Exercise objective |
Select each line where the word "title" appears.

Entries supplied |
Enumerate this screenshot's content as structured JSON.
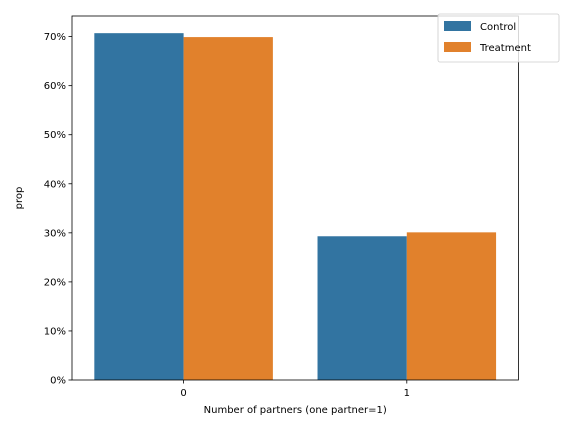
{
  "chart_data": {
    "type": "bar",
    "title": "",
    "xlabel": "Number of partners (one partner=1)",
    "ylabel": "prop",
    "categories": [
      "0",
      "1"
    ],
    "series": [
      {
        "name": "Control",
        "color": "#3274a1",
        "values": [
          0.707,
          0.293
        ]
      },
      {
        "name": "Treatment",
        "color": "#e1812c",
        "values": [
          0.699,
          0.301
        ]
      }
    ],
    "ylim": [
      0,
      0.742
    ],
    "yticks": [
      0,
      0.1,
      0.2,
      0.3,
      0.4,
      0.5,
      0.6,
      0.7
    ],
    "ytick_labels": [
      "0%",
      "10%",
      "20%",
      "30%",
      "40%",
      "50%",
      "60%",
      "70%"
    ],
    "legend_position": "top-right",
    "grid": false
  }
}
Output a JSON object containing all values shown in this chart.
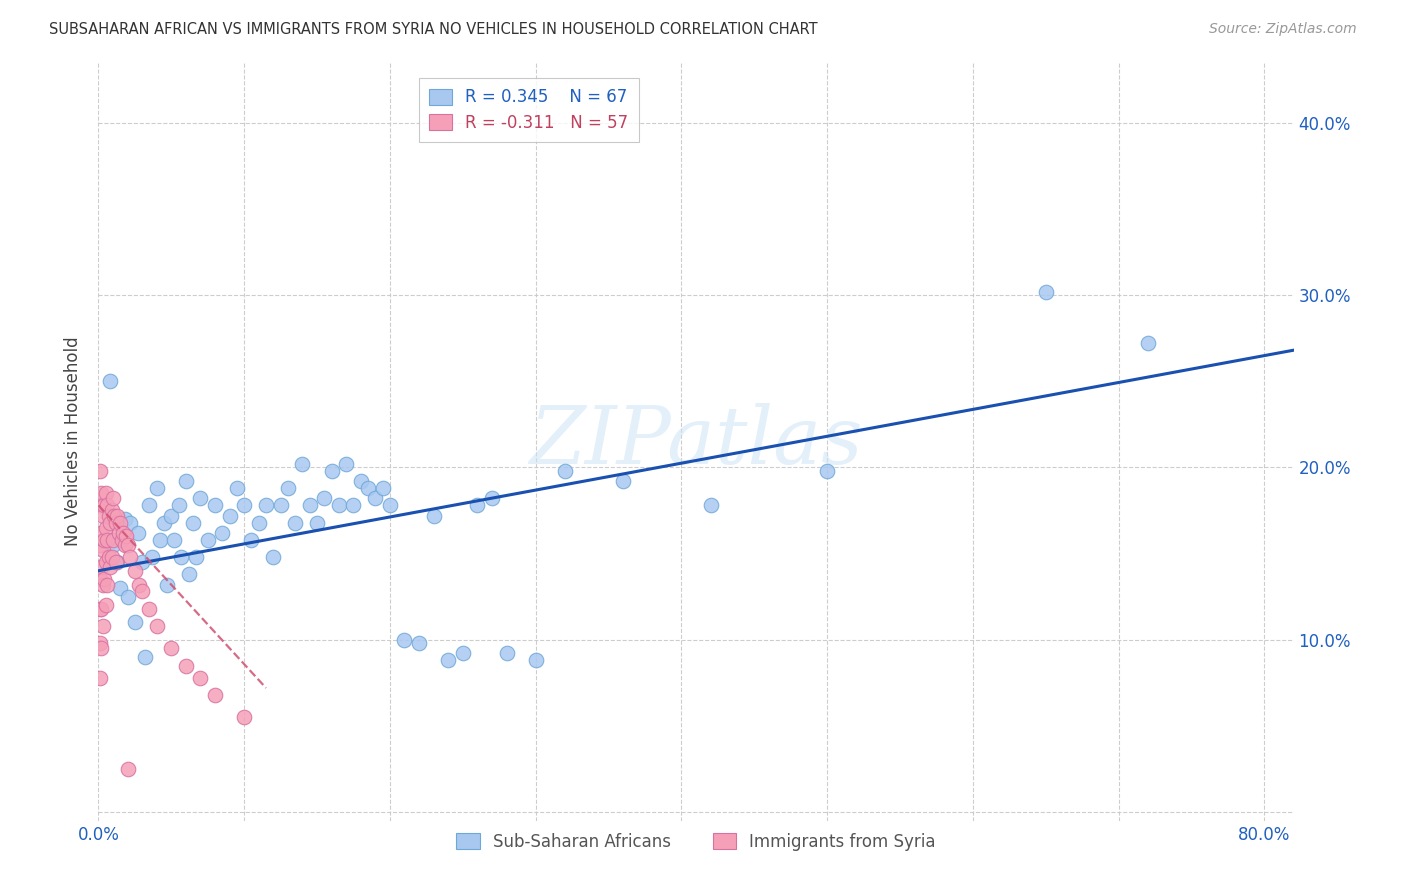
{
  "title": "SUBSAHARAN AFRICAN VS IMMIGRANTS FROM SYRIA NO VEHICLES IN HOUSEHOLD CORRELATION CHART",
  "source": "Source: ZipAtlas.com",
  "ylabel": "No Vehicles in Household",
  "xlim": [
    0.0,
    0.82
  ],
  "ylim": [
    -0.005,
    0.435
  ],
  "xtick_positions": [
    0.0,
    0.1,
    0.2,
    0.3,
    0.4,
    0.5,
    0.6,
    0.7,
    0.8
  ],
  "xticklabels": [
    "0.0%",
    "",
    "",
    "",
    "",
    "",
    "",
    "",
    "80.0%"
  ],
  "ytick_right_positions": [
    0.1,
    0.2,
    0.3,
    0.4
  ],
  "ytick_right_labels": [
    "10.0%",
    "20.0%",
    "30.0%",
    "40.0%"
  ],
  "scatter_blue_color": "#a8c8f0",
  "scatter_blue_edge": "#6ea8d8",
  "scatter_pink_color": "#f5a0b8",
  "scatter_pink_edge": "#d870a0",
  "line_blue_color": "#1a50b0",
  "line_pink_color": "#d05070",
  "watermark": "ZIPatlas",
  "background_color": "#ffffff",
  "grid_color": "#c8c8c8",
  "blue_points_x": [
    0.008,
    0.01,
    0.013,
    0.015,
    0.018,
    0.02,
    0.022,
    0.025,
    0.027,
    0.03,
    0.032,
    0.035,
    0.037,
    0.04,
    0.042,
    0.045,
    0.047,
    0.05,
    0.052,
    0.055,
    0.057,
    0.06,
    0.062,
    0.065,
    0.067,
    0.07,
    0.075,
    0.08,
    0.085,
    0.09,
    0.095,
    0.1,
    0.105,
    0.11,
    0.115,
    0.12,
    0.125,
    0.13,
    0.135,
    0.14,
    0.145,
    0.15,
    0.155,
    0.16,
    0.165,
    0.17,
    0.175,
    0.18,
    0.185,
    0.19,
    0.195,
    0.2,
    0.21,
    0.22,
    0.23,
    0.24,
    0.25,
    0.26,
    0.27,
    0.28,
    0.3,
    0.32,
    0.36,
    0.42,
    0.5,
    0.65,
    0.72
  ],
  "blue_points_y": [
    0.25,
    0.155,
    0.145,
    0.13,
    0.17,
    0.125,
    0.168,
    0.11,
    0.162,
    0.145,
    0.09,
    0.178,
    0.148,
    0.188,
    0.158,
    0.168,
    0.132,
    0.172,
    0.158,
    0.178,
    0.148,
    0.192,
    0.138,
    0.168,
    0.148,
    0.182,
    0.158,
    0.178,
    0.162,
    0.172,
    0.188,
    0.178,
    0.158,
    0.168,
    0.178,
    0.148,
    0.178,
    0.188,
    0.168,
    0.202,
    0.178,
    0.168,
    0.182,
    0.198,
    0.178,
    0.202,
    0.178,
    0.192,
    0.188,
    0.182,
    0.188,
    0.178,
    0.1,
    0.098,
    0.172,
    0.088,
    0.092,
    0.178,
    0.182,
    0.092,
    0.088,
    0.198,
    0.192,
    0.178,
    0.198,
    0.302,
    0.272
  ],
  "pink_points_x": [
    0.001,
    0.001,
    0.001,
    0.001,
    0.001,
    0.001,
    0.001,
    0.002,
    0.002,
    0.002,
    0.002,
    0.002,
    0.003,
    0.003,
    0.003,
    0.003,
    0.004,
    0.004,
    0.004,
    0.005,
    0.005,
    0.005,
    0.005,
    0.006,
    0.006,
    0.006,
    0.007,
    0.007,
    0.008,
    0.008,
    0.009,
    0.009,
    0.01,
    0.01,
    0.011,
    0.012,
    0.012,
    0.013,
    0.014,
    0.015,
    0.016,
    0.017,
    0.018,
    0.019,
    0.02,
    0.022,
    0.025,
    0.028,
    0.03,
    0.035,
    0.04,
    0.05,
    0.06,
    0.07,
    0.08,
    0.1,
    0.02
  ],
  "pink_points_y": [
    0.198,
    0.178,
    0.155,
    0.135,
    0.118,
    0.098,
    0.078,
    0.185,
    0.162,
    0.142,
    0.118,
    0.095,
    0.172,
    0.152,
    0.132,
    0.108,
    0.178,
    0.158,
    0.135,
    0.185,
    0.165,
    0.145,
    0.12,
    0.178,
    0.158,
    0.132,
    0.172,
    0.148,
    0.168,
    0.142,
    0.175,
    0.148,
    0.182,
    0.158,
    0.172,
    0.168,
    0.145,
    0.172,
    0.162,
    0.168,
    0.158,
    0.162,
    0.155,
    0.16,
    0.155,
    0.148,
    0.14,
    0.132,
    0.128,
    0.118,
    0.108,
    0.095,
    0.085,
    0.078,
    0.068,
    0.055,
    0.025
  ],
  "blue_line_x": [
    0.0,
    0.82
  ],
  "blue_line_y": [
    0.14,
    0.268
  ],
  "pink_line_x": [
    0.0,
    0.115
  ],
  "pink_line_y": [
    0.178,
    0.072
  ],
  "legend1_r": "R = 0.345",
  "legend1_n": "N = 67",
  "legend2_r": "R = -0.311",
  "legend2_n": "N = 57",
  "label1": "Sub-Saharan Africans",
  "label2": "Immigrants from Syria"
}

Correct result |
    "title": "",
  "title": "SUBSAHARAN AFRICAN VS IMMIGRANTS FROM SYRIA NO VEHICLES IN HOUSEHOLD CORRELATION CHART",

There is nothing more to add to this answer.